## begin TASK DATA
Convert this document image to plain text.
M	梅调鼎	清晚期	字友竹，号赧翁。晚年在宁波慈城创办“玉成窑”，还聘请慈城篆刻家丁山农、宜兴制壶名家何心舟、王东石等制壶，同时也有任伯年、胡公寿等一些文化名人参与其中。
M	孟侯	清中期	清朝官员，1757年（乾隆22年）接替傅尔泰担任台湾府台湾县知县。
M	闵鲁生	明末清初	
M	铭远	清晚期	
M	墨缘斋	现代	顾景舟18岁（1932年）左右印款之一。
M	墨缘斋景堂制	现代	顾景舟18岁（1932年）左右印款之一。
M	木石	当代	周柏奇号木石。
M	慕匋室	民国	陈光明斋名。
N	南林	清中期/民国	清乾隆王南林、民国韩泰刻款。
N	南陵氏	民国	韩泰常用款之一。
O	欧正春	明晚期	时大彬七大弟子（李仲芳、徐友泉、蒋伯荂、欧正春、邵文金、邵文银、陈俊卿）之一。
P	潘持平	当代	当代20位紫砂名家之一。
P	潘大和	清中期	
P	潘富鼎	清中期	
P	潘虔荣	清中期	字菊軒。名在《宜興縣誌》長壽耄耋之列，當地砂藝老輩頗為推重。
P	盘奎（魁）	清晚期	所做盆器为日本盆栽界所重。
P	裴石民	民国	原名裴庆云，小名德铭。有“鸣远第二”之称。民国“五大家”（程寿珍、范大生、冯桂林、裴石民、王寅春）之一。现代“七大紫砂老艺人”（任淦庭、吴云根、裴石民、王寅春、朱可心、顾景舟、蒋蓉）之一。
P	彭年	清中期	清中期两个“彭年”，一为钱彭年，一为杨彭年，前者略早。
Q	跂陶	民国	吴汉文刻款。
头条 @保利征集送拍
## end TASK DATA
▶ [WORK REQUIRED] Reproduce the entries above in full, verbatim.

▶ [ANSWER TO THE EXERCISE]
Convert this document image to plain text.
M	梅调鼎	清晚期	字友竹，号赧翁。晚年在宁波慈城创办“玉成窑”，还聘请慈城篆刻家丁山农、宜兴制壶名家何心舟、王东石等制壶，同时也有任伯年、胡公寿等一些文化名人参与其中。
M	孟侯	清中期	清朝官员，1757年（乾隆22年）接替傅尔泰担任台湾府台湾县知县。
M	闵鲁生	明末清初	
M	铭远	清晚期	
M	墨缘斋	现代	顾景舟18岁（1932年）左右印款之一。
M	墨缘斋景堂制	现代	顾景舟18岁（1932年）左右印款之一。
M	木石	当代	周柏奇号木石。
M	慕匋室	民国	陈光明斋名。
N	南林	清中期/民国	清乾隆王南林、民国韩泰刻款。
N	南陵氏	民国	韩泰常用款之一。
O	欧正春	明晚期	时大彬七大弟子（李仲芳、徐友泉、蒋伯荂、欧正春、邵文金、邵文银、陈俊卿）之一。
P	潘持平	当代	当代20位紫砂名家之一。
P	潘大和	清中期	
P	潘富鼎	清中期	
P	潘虔荣	清中期	字菊軒。名在《宜興縣誌》長壽耄耋之列，當地砂藝老輩頗為推重。
P	盘奎（魁）	清晚期	所做盆器为日本盆栽界所重。
P	裴石民	民国	原名裴庆云，小名德铭。有“鸣远第二”之称。民国“五大家”（程寿珍、范大生、冯桂林、裴石民、王寅春）之一。现代“七大紫砂老艺人”（任淦庭、吴云根、裴石民、王寅春、朱可心、顾景舟、蒋蓉）之一。
P	彭年	清中期	清中期两个“彭年”，一为钱彭年，一为杨彭年，前者略早。
Q	跂陶	民国	吴汉文刻款。
头条 @保利征集送拍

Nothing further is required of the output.